- EXERCISE REQUIREMENTS
Identify the lines that contain the string "spoken" and report only how many there are.

— START PROVIDED RECORDS —

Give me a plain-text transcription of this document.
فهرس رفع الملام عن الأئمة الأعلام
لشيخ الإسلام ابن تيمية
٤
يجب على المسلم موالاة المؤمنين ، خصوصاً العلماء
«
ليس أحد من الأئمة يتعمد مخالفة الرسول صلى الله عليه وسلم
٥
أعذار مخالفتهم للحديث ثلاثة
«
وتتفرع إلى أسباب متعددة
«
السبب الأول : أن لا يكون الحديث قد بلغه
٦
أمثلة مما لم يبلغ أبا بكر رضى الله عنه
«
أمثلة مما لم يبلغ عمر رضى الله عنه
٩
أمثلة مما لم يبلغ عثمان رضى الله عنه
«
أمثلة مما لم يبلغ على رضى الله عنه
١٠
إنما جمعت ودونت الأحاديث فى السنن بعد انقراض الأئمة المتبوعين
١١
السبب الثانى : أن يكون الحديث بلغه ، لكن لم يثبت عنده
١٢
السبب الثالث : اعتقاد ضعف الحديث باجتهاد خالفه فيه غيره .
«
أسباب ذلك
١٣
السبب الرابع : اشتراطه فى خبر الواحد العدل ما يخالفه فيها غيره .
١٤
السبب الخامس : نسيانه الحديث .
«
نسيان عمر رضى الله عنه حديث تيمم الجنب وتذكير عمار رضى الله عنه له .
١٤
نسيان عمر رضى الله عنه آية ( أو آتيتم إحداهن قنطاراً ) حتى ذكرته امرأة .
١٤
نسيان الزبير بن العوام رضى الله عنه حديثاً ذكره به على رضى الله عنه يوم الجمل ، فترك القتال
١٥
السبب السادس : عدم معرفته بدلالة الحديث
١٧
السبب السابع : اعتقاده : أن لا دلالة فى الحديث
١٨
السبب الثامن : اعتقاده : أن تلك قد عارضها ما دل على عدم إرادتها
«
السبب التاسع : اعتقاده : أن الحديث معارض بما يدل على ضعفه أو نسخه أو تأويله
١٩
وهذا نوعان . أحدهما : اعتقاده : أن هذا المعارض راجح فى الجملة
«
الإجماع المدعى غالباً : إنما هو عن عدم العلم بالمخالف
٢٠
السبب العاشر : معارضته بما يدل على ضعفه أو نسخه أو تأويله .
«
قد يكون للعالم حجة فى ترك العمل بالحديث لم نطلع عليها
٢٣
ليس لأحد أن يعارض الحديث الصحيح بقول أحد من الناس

— END PROVIDED RECORDS —
— START PROVIDED RECORDS —

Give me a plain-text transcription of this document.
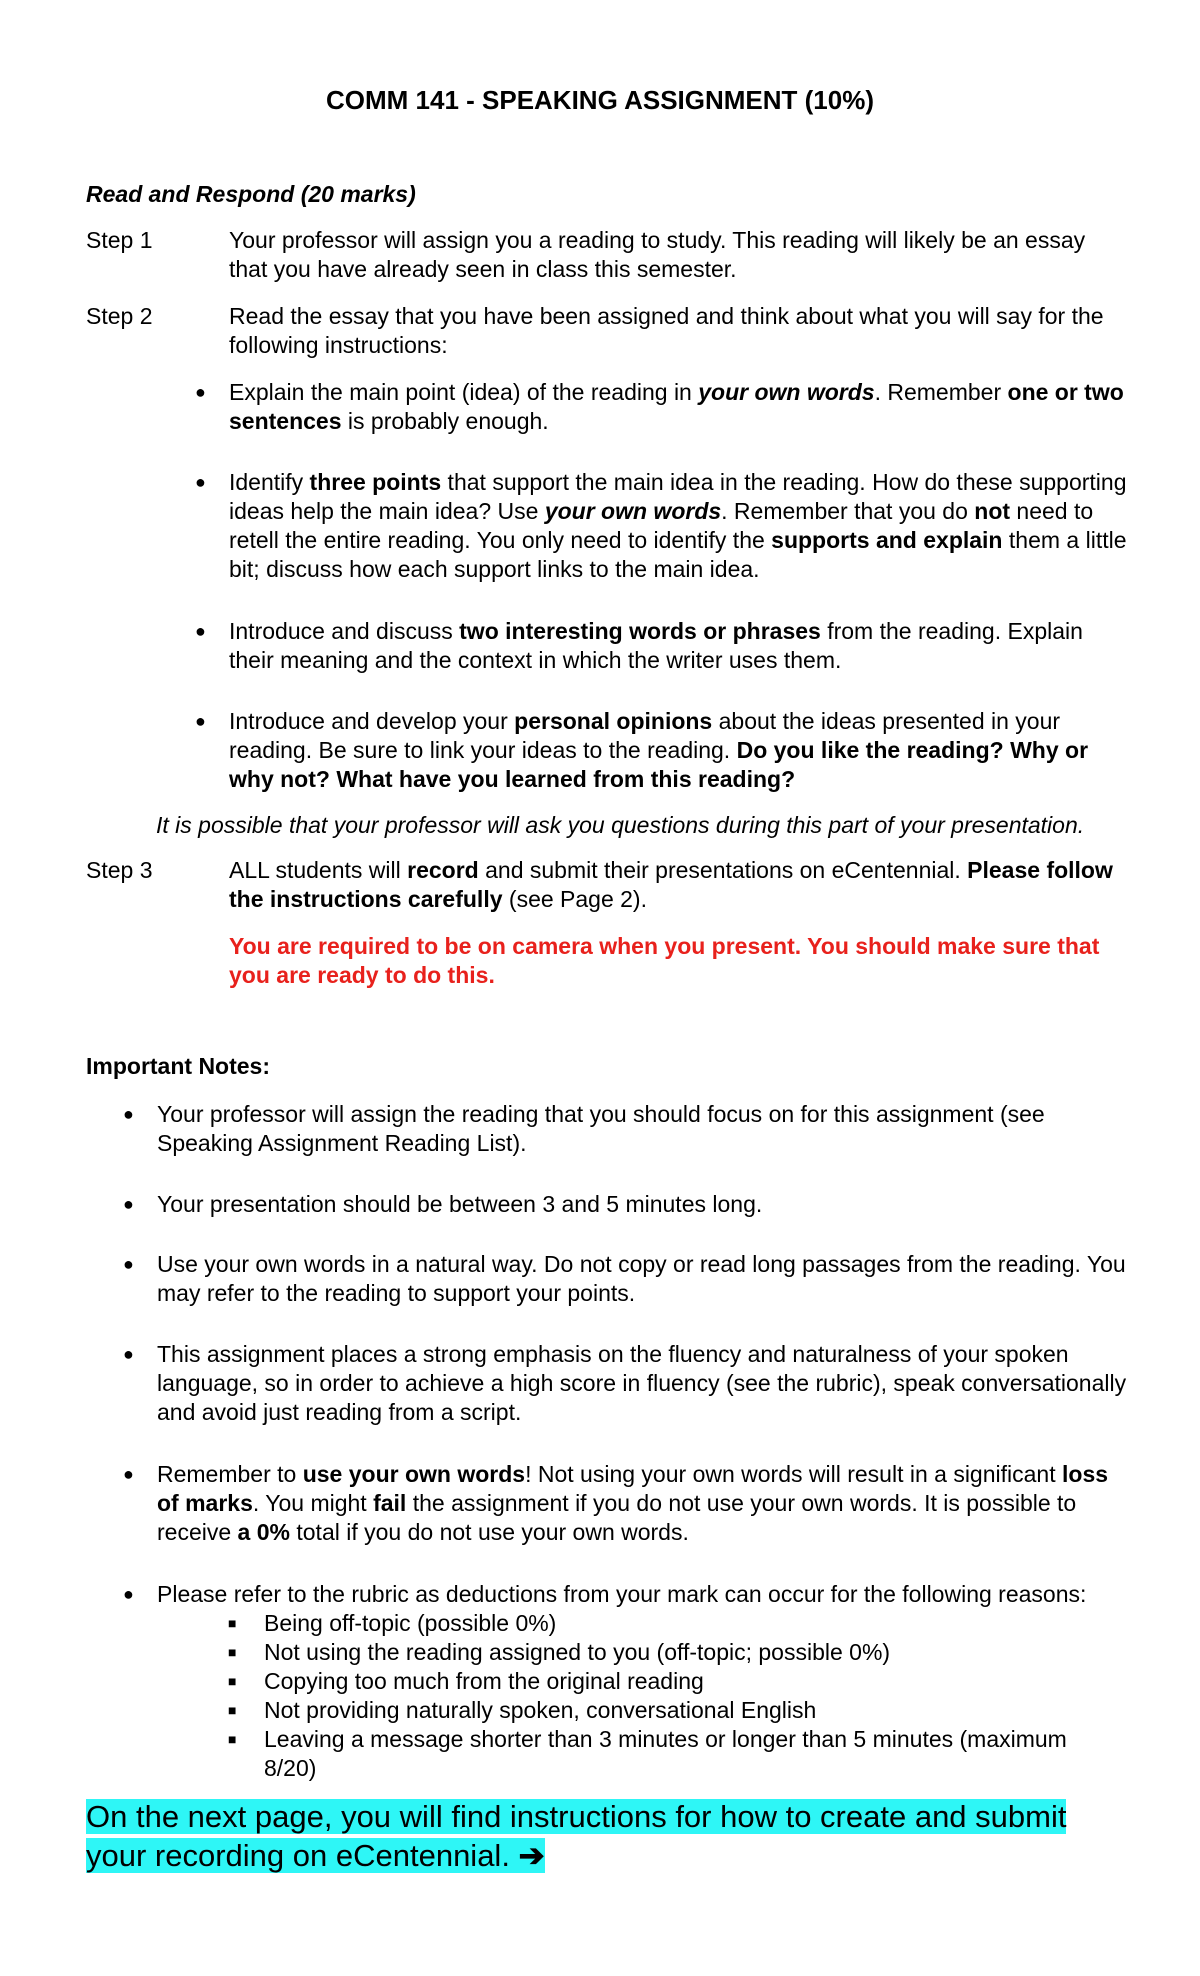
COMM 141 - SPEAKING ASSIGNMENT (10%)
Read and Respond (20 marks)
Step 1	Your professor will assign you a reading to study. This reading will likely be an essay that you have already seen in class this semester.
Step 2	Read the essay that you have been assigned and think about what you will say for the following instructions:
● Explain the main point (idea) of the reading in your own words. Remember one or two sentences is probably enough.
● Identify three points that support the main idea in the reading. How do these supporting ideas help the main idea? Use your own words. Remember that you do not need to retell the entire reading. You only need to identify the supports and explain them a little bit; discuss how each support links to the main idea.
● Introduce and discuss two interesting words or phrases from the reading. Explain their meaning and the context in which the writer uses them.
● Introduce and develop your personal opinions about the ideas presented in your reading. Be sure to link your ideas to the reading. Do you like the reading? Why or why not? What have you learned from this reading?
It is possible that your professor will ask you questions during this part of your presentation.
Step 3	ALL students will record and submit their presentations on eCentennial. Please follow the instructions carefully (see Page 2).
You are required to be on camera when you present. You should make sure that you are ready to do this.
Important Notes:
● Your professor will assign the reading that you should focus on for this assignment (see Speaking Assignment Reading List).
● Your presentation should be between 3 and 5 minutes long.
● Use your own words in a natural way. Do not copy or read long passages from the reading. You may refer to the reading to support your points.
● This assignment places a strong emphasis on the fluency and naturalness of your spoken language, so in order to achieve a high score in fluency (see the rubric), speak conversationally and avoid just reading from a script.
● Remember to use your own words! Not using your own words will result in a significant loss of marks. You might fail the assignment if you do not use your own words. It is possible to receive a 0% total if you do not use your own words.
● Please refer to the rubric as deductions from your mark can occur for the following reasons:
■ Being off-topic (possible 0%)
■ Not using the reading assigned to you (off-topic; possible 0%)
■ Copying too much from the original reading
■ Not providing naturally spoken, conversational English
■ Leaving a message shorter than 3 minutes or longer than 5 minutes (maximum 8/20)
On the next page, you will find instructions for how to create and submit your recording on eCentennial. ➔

— END PROVIDED RECORDS —

- ANSWER IN FULL
2